> [Source data]

○ ○ ○ ○

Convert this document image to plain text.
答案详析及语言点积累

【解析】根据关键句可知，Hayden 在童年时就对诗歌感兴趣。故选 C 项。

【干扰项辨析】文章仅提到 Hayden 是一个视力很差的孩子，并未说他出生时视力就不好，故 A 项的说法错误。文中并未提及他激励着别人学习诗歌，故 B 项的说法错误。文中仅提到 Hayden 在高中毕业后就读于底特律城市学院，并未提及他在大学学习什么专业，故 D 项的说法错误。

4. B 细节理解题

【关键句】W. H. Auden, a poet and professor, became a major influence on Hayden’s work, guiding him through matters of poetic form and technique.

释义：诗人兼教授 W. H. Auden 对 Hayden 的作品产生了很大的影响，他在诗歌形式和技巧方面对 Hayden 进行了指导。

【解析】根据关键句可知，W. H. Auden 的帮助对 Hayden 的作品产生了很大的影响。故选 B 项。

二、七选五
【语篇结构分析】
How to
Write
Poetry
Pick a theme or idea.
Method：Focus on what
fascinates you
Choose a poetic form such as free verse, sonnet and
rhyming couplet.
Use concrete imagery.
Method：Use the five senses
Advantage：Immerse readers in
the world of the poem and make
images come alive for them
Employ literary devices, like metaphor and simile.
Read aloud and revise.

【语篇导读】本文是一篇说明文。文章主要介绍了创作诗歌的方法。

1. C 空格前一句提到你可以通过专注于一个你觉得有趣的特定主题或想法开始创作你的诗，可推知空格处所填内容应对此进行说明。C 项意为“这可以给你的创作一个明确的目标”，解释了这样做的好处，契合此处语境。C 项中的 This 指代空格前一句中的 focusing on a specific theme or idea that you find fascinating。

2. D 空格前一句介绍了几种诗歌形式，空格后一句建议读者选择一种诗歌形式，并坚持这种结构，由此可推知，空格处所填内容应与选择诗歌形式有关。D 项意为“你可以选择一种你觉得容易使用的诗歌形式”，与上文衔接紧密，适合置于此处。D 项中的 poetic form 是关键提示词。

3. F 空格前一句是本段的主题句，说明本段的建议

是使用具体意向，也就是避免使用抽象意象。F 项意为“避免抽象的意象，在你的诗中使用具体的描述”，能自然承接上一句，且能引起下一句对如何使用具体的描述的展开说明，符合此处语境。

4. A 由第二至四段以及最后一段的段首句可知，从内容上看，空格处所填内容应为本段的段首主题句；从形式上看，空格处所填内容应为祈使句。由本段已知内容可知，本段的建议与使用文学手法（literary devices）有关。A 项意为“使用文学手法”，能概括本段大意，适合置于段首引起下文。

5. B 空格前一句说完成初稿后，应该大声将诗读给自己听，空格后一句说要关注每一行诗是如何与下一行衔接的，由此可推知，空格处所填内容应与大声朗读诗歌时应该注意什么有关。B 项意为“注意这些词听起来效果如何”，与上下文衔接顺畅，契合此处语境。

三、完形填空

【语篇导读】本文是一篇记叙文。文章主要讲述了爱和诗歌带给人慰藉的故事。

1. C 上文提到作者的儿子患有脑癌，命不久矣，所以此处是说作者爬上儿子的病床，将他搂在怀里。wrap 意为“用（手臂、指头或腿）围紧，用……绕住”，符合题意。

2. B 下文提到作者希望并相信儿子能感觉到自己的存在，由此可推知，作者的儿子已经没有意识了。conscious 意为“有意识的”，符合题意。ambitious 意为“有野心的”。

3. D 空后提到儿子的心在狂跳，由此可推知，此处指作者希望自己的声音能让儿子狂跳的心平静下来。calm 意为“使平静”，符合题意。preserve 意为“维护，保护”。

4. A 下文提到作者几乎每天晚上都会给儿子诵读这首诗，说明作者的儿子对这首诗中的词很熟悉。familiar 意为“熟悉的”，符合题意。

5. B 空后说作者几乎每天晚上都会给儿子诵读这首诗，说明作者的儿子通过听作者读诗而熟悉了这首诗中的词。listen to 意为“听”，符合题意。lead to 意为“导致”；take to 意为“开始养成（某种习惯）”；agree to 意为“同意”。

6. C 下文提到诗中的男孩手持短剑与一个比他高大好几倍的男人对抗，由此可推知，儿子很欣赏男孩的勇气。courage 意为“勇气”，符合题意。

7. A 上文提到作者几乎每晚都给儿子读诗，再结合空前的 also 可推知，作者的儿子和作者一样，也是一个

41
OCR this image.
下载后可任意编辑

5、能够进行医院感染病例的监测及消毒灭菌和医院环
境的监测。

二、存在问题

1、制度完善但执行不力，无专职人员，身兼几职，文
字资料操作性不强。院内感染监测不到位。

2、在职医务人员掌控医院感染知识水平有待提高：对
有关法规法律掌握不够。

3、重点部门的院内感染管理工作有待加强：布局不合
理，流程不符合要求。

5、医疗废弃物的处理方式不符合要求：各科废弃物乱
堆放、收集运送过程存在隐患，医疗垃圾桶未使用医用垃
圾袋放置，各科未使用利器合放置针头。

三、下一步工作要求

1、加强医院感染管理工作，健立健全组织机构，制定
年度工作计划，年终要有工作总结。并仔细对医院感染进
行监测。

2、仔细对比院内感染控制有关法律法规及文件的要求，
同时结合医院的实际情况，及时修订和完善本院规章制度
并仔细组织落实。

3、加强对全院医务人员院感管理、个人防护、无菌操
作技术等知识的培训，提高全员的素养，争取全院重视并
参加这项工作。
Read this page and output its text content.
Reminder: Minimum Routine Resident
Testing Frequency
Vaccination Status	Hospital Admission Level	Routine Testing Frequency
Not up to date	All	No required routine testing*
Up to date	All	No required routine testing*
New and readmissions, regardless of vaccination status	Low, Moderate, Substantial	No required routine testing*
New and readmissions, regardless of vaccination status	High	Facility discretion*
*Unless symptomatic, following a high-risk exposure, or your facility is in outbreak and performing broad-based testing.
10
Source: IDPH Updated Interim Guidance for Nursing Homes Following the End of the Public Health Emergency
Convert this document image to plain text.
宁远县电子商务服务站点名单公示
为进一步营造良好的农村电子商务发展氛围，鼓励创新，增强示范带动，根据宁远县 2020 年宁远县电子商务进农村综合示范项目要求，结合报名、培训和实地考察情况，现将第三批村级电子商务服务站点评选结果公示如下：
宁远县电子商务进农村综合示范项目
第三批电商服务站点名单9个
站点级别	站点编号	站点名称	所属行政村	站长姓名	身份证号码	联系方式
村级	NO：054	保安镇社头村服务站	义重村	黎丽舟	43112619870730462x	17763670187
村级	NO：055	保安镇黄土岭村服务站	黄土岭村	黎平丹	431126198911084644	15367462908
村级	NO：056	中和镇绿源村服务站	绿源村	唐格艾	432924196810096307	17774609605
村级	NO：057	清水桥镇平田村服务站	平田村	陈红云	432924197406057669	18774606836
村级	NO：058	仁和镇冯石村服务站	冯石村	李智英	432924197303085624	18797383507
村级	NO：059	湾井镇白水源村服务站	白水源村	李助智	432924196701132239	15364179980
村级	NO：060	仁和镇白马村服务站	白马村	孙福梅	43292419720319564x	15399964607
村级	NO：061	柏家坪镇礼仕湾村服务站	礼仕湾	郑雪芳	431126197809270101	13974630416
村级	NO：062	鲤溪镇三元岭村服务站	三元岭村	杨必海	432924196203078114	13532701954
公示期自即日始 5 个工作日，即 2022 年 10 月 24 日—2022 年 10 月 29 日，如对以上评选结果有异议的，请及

○ ○ ○ ○

> [Task to carry out]
Every line of the data above should be copied exactly.

> [Response to the task]
Convert this document image to plain text.
答案详析及语言点积累

【解析】根据关键句可知，Hayden 在童年时就对诗歌感兴趣。故选 C 项。

【干扰项辨析】文章仅提到 Hayden 是一个视力很差的孩子，并未说他出生时视力就不好，故 A 项的说法错误。文中并未提及他激励着别人学习诗歌，故 B 项的说法错误。文中仅提到 Hayden 在高中毕业后就读于底特律城市学院，并未提及他在大学学习什么专业，故 D 项的说法错误。

4. B 细节理解题

【关键句】W. H. Auden, a poet and professor, became a major influence on Hayden’s work, guiding him through matters of poetic form and technique.

释义：诗人兼教授 W. H. Auden 对 Hayden 的作品产生了很大的影响，他在诗歌形式和技巧方面对 Hayden 进行了指导。

【解析】根据关键句可知，W. H. Auden 的帮助对 Hayden 的作品产生了很大的影响。故选 B 项。

二、七选五
【语篇结构分析】
How to
Write
Poetry
Pick a theme or idea.
Method：Focus on what
fascinates you
Choose a poetic form such as free verse, sonnet and
rhyming couplet.
Use concrete imagery.
Method：Use the five senses
Advantage：Immerse readers in
the world of the poem and make
images come alive for them
Employ literary devices, like metaphor and simile.
Read aloud and revise.

【语篇导读】本文是一篇说明文。文章主要介绍了创作诗歌的方法。

1. C 空格前一句提到你可以通过专注于一个你觉得有趣的特定主题或想法开始创作你的诗，可推知空格处所填内容应对此进行说明。C 项意为“这可以给你的创作一个明确的目标”，解释了这样做的好处，契合此处语境。C 项中的 This 指代空格前一句中的 focusing on a specific theme or idea that you find fascinating。

2. D 空格前一句介绍了几种诗歌形式，空格后一句建议读者选择一种诗歌形式，并坚持这种结构，由此可推知，空格处所填内容应与选择诗歌形式有关。D 项意为“你可以选择一种你觉得容易使用的诗歌形式”，与上文衔接紧密，适合置于此处。D 项中的 poetic form 是关键提示词。

3. F 空格前一句是本段的主题句，说明本段的建议

是使用具体意向，也就是避免使用抽象意象。F 项意为“避免抽象的意象，在你的诗中使用具体的描述”，能自然承接上一句，且能引起下一句对如何使用具体的描述的展开说明，符合此处语境。

4. A 由第二至四段以及最后一段的段首句可知，从内容上看，空格处所填内容应为本段的段首主题句；从形式上看，空格处所填内容应为祈使句。由本段已知内容可知，本段的建议与使用文学手法（literary devices）有关。A 项意为“使用文学手法”，能概括本段大意，适合置于段首引起下文。

5. B 空格前一句说完成初稿后，应该大声将诗读给自己听，空格后一句说要关注每一行诗是如何与下一行衔接的，由此可推知，空格处所填内容应与大声朗读诗歌时应该注意什么有关。B 项意为“注意这些词听起来效果如何”，与上下文衔接顺畅，契合此处语境。

三、完形填空

【语篇导读】本文是一篇记叙文。文章主要讲述了爱和诗歌带给人慰藉的故事。

1. C 上文提到作者的儿子患有脑癌，命不久矣，所以此处是说作者爬上儿子的病床，将他搂在怀里。wrap 意为“用（手臂、指头或腿）围紧，用……绕住”，符合题意。

2. B 下文提到作者希望并相信儿子能感觉到自己的存在，由此可推知，作者的儿子已经没有意识了。conscious 意为“有意识的”，符合题意。ambitious 意为“有野心的”。

3. D 空后提到儿子的心在狂跳，由此可推知，此处指作者希望自己的声音能让儿子狂跳的心平静下来。calm 意为“使平静”，符合题意。preserve 意为“维护，保护”。

4. A 下文提到作者几乎每天晚上都会给儿子诵读这首诗，说明作者的儿子对这首诗中的词很熟悉。familiar 意为“熟悉的”，符合题意。

5. B 空后说作者几乎每天晚上都会给儿子诵读这首诗，说明作者的儿子通过听作者读诗而熟悉了这首诗中的词。listen to 意为“听”，符合题意。lead to 意为“导致”；take to 意为“开始养成（某种习惯）”；agree to 意为“同意”。

6. C 下文提到诗中的男孩手持短剑与一个比他高大好几倍的男人对抗，由此可推知，儿子很欣赏男孩的勇气。courage 意为“勇气”，符合题意。

7. A 上文提到作者几乎每晚都给儿子读诗，再结合空前的 also 可推知，作者的儿子和作者一样，也是一个

41
OCR this image.
下载后可任意编辑

5、能够进行医院感染病例的监测及消毒灭菌和医院环
境的监测。

二、存在问题

1、制度完善但执行不力，无专职人员，身兼几职，文
字资料操作性不强。院内感染监测不到位。

2、在职医务人员掌控医院感染知识水平有待提高：对
有关法规法律掌握不够。

3、重点部门的院内感染管理工作有待加强：布局不合
理，流程不符合要求。

5、医疗废弃物的处理方式不符合要求：各科废弃物乱
堆放、收集运送过程存在隐患，医疗垃圾桶未使用医用垃
圾袋放置，各科未使用利器合放置针头。

三、下一步工作要求

1、加强医院感染管理工作，健立健全组织机构，制定
年度工作计划，年终要有工作总结。并仔细对医院感染进
行监测。

2、仔细对比院内感染控制有关法律法规及文件的要求，
同时结合医院的实际情况，及时修订和完善本院规章制度
并仔细组织落实。

3、加强对全院医务人员院感管理、个人防护、无菌操
作技术等知识的培训，提高全员的素养，争取全院重视并
参加这项工作。
Read this page and output its text content.
Reminder: Minimum Routine Resident
Testing Frequency
Vaccination Status	Hospital Admission Level	Routine Testing Frequency
Not up to date	All	No required routine testing*
Up to date	All	No required routine testing*
New and readmissions, regardless of vaccination status	Low, Moderate, Substantial	No required routine testing*
New and readmissions, regardless of vaccination status	High	Facility discretion*
*Unless symptomatic, following a high-risk exposure, or your facility is in outbreak and performing broad-based testing.
10
Source: IDPH Updated Interim Guidance for Nursing Homes Following the End of the Public Health Emergency
Convert this document image to plain text.
宁远县电子商务服务站点名单公示
为进一步营造良好的农村电子商务发展氛围，鼓励创新，增强示范带动，根据宁远县 2020 年宁远县电子商务进农村综合示范项目要求，结合报名、培训和实地考察情况，现将第三批村级电子商务服务站点评选结果公示如下：
宁远县电子商务进农村综合示范项目
第三批电商服务站点名单9个
站点级别	站点编号	站点名称	所属行政村	站长姓名	身份证号码	联系方式
村级	NO：054	保安镇社头村服务站	义重村	黎丽舟	43112619870730462x	17763670187
村级	NO：055	保安镇黄土岭村服务站	黄土岭村	黎平丹	431126198911084644	15367462908
村级	NO：056	中和镇绿源村服务站	绿源村	唐格艾	432924196810096307	17774609605
村级	NO：057	清水桥镇平田村服务站	平田村	陈红云	432924197406057669	18774606836
村级	NO：058	仁和镇冯石村服务站	冯石村	李智英	432924197303085624	18797383507
村级	NO：059	湾井镇白水源村服务站	白水源村	李助智	432924196701132239	15364179980
村级	NO：060	仁和镇白马村服务站	白马村	孙福梅	43292419720319564x	15399964607
村级	NO：061	柏家坪镇礼仕湾村服务站	礼仕湾	郑雪芳	431126197809270101	13974630416
村级	NO：062	鲤溪镇三元岭村服务站	三元岭村	杨必海	432924196203078114	13532701954
公示期自即日始 5 个工作日，即 2022 年 10 月 24 日—2022 年 10 月 29 日，如对以上评选结果有异议的，请及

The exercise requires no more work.